++++ DOCUMENT TEXT ++++

# Text Analysis

## Goal: Create a model to find similar users based on each user's review text.



-----------

In [4]:
import numpy as np
from mpl_toolkits.mplot3d import Axes3D
import matplotlib
import matplotlib.pyplot as plt
import matplotlib.cm as cmx
import matplotlib.colors as colors
import statsmodels.formula.api as sm
import pandas as pd
from sklearn import linear_model
from sklearn.feature_extraction.text import CountVectorizer
from sklearn.neighbors import KNeighborsClassifier as KNN
from sklearn.linear_model import LogisticRegression as LogReg
from sklearn.decomposition import PCA
import json
import gzip
from pandas import Series
from six.moves.html_parser import HTMLParser
from scipy import spatial
import heapq


%matplotlib inline

## Import data

## Text analysis - Class to get Similarity from Text Reviews

In [18]:
class TextSimilarity:
    def __init__(self, path): #user_rand_sample_1000.csv
        "Assigns data to data_df property"
        data_df = pd.read_csv(path)
        years = []
        months = []
        days = []
        for date in data_df['reviewTime']:
            splitted = date.split(' ')
            years.append(splitted[2])
            months.append(splitted[0])
            day = splitted[1]
            days.append(day[:-1])
        date_df = pd.DataFrame({'year': years,
                               'month': months,
                               'day': days})
        final_dates = pd.to_datetime(date_df)
        data_df['datetimes'] = final_dates
        print "Shape of our dataset: ", data_df.shape
        print "Number of unique users in the dataset: ",len(np.unique(data_df['reviewerID'].values))

++++

TASK DIRECTIONS:
Repeat the text-analysis page word for word, between "## Text analysis" and "data_df = pd.read_csv(path)", inclusive.

++++ PROVIDED DATA ++++

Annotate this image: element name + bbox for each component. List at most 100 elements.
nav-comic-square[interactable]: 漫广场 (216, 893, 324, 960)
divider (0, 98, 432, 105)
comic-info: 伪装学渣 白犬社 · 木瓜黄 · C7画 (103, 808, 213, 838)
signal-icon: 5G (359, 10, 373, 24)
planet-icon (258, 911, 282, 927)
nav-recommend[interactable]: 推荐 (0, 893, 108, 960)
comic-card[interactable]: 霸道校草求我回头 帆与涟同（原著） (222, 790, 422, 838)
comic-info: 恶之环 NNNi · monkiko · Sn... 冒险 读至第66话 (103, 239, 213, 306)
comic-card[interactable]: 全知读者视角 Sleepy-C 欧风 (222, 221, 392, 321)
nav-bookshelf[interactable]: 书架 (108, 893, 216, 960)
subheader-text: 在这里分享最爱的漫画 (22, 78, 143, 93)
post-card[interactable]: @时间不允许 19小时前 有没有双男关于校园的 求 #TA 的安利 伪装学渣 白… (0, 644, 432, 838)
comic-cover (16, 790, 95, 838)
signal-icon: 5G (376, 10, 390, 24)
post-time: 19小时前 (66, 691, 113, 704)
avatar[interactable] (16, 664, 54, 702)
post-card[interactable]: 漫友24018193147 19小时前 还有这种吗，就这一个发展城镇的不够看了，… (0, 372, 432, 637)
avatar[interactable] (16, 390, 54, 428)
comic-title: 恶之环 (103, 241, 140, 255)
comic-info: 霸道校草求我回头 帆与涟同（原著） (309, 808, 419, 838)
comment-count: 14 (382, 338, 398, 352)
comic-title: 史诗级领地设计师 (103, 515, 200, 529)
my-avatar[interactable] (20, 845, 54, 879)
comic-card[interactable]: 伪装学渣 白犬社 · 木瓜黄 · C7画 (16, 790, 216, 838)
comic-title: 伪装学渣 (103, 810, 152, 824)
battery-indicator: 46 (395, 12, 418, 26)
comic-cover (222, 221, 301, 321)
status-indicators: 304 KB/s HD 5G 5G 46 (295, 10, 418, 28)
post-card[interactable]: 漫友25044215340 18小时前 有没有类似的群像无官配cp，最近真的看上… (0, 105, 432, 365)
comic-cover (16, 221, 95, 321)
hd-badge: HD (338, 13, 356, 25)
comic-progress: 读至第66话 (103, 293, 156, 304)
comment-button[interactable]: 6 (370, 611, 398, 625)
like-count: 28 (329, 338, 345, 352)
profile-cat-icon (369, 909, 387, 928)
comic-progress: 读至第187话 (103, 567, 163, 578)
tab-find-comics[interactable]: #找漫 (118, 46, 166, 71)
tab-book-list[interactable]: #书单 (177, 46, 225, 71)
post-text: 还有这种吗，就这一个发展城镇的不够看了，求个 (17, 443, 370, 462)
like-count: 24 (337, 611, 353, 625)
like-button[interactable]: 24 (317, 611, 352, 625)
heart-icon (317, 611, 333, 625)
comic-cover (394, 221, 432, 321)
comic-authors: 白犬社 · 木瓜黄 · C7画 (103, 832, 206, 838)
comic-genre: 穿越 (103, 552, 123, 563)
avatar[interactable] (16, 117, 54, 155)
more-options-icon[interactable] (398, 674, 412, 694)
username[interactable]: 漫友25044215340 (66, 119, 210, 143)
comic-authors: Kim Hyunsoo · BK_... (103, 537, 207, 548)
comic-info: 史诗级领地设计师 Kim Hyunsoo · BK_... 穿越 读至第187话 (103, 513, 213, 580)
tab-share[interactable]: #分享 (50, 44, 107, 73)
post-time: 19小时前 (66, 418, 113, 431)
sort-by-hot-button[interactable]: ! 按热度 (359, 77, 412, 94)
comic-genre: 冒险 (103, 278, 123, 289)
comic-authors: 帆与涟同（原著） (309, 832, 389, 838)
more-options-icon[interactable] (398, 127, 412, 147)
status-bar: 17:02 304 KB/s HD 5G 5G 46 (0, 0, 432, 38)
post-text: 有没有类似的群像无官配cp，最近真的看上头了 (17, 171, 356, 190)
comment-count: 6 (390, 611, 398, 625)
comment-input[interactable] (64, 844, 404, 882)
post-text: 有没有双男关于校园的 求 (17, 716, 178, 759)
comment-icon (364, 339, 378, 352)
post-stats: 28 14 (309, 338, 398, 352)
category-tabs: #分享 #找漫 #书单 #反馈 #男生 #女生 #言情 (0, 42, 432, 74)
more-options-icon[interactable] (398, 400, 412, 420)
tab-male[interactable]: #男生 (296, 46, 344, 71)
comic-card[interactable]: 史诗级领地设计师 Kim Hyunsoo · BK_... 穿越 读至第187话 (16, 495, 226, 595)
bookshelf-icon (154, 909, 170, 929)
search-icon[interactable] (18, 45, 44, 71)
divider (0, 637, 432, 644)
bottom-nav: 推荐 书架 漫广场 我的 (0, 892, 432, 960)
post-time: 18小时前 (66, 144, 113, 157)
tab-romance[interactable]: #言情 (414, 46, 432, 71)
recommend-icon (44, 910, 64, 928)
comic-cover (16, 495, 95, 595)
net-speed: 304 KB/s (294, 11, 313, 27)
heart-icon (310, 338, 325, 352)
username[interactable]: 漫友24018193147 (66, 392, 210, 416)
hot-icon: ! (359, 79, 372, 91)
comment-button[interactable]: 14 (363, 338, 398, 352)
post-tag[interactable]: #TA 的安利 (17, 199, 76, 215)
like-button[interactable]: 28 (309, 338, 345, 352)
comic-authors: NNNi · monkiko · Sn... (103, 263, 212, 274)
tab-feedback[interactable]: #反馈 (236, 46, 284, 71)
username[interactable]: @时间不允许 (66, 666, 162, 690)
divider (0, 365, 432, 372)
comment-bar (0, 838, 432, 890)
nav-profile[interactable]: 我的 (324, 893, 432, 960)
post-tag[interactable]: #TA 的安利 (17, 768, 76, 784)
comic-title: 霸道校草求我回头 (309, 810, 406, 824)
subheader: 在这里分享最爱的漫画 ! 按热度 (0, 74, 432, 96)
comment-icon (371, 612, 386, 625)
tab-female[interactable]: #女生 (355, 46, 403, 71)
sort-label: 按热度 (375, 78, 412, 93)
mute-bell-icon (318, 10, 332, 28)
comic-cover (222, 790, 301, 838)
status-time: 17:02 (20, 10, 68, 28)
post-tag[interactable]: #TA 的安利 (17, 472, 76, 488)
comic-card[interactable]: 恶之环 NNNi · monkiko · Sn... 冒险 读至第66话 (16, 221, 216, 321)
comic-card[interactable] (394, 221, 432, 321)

++++

SOLUTION TO THE EXERCISE:
## Text analysis - Class to get Similarity from Text Reviews

In [18]:
class TextSimilarity:
    def __init__(self, path): #user_rand_sample_1000.csv
        "Assigns data to data_df property"
        data_df = pd.read_csv(path)